▶ [WHAT TO DO] Within the material below, find each line bearing the word "content" and present it.

▶ [RECORDS FOR THE TASK]
.....

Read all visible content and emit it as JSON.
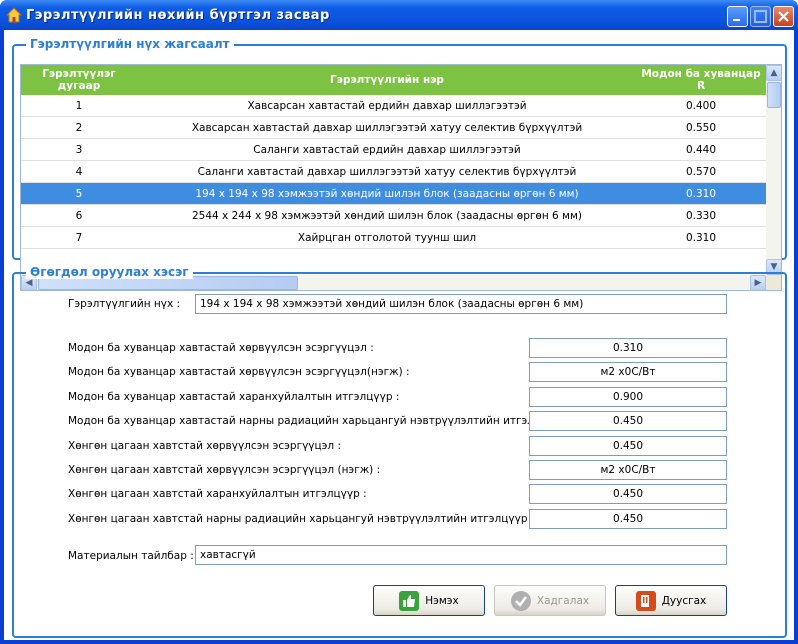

.....

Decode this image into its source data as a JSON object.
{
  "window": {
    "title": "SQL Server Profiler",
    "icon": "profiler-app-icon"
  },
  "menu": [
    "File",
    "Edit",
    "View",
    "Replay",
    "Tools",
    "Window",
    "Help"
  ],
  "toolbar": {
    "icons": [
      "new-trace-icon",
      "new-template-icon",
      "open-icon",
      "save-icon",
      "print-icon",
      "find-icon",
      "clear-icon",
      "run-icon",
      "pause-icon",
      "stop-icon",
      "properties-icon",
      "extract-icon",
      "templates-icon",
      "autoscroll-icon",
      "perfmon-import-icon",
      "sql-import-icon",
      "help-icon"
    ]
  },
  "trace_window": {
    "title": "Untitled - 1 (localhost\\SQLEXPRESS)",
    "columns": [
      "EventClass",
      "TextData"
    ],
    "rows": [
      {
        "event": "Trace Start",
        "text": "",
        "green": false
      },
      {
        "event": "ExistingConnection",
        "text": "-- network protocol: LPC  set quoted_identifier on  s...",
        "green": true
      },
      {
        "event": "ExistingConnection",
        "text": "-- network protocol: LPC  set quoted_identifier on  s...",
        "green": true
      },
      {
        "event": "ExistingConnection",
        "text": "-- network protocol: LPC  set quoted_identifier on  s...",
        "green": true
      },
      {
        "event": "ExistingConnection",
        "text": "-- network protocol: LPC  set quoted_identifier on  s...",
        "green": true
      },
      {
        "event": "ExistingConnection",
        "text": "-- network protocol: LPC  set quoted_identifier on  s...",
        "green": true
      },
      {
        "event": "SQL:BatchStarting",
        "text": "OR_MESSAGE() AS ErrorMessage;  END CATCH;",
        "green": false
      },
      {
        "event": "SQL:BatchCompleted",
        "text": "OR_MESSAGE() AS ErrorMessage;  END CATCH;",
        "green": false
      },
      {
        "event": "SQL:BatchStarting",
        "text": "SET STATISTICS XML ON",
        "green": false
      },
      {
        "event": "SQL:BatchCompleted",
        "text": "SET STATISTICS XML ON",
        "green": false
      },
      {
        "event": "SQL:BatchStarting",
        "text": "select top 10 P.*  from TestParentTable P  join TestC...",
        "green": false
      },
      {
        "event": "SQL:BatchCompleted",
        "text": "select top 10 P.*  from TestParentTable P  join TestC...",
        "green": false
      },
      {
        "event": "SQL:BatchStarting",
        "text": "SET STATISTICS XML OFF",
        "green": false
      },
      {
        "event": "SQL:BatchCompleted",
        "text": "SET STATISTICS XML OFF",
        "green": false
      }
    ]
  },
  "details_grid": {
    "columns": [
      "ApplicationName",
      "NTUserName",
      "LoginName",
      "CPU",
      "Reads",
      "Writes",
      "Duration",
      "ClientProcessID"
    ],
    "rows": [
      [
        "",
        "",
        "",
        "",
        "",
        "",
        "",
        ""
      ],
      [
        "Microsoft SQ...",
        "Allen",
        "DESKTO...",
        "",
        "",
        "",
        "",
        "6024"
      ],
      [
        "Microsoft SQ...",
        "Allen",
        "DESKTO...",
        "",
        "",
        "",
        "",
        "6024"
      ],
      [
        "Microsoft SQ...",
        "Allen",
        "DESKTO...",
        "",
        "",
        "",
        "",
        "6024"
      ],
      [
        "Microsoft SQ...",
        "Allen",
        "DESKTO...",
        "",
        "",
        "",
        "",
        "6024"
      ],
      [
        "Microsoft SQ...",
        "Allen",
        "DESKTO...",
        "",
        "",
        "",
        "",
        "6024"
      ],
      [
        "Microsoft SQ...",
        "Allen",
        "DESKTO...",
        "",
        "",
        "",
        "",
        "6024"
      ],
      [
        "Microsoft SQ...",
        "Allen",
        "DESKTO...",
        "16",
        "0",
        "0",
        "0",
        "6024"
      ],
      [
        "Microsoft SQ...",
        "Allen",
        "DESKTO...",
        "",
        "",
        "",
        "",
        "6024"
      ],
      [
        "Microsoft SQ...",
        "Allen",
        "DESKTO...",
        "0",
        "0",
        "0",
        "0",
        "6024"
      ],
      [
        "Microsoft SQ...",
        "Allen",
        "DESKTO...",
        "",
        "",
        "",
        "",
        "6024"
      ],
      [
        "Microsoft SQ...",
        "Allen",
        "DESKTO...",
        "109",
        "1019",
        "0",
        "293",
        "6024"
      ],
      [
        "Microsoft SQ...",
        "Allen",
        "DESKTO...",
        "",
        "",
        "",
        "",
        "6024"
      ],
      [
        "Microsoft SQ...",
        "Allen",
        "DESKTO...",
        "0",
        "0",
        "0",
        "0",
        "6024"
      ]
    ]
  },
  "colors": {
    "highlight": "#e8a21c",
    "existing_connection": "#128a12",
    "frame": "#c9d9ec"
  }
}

.....

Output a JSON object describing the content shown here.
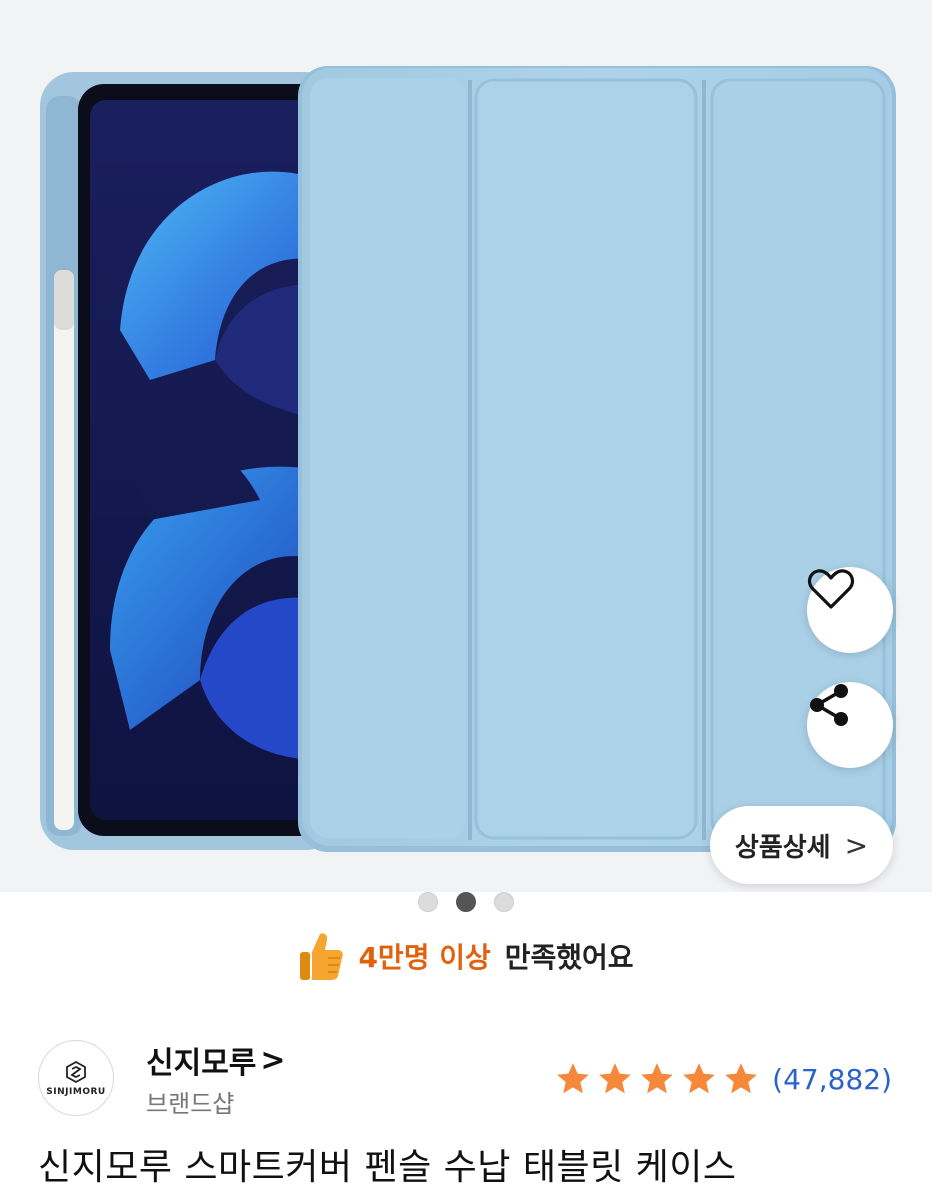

.....

▶ [EXPECTED OUTPUT]
Read all visible content and emit it as JSON.
Output a JSON object describing the content shown here.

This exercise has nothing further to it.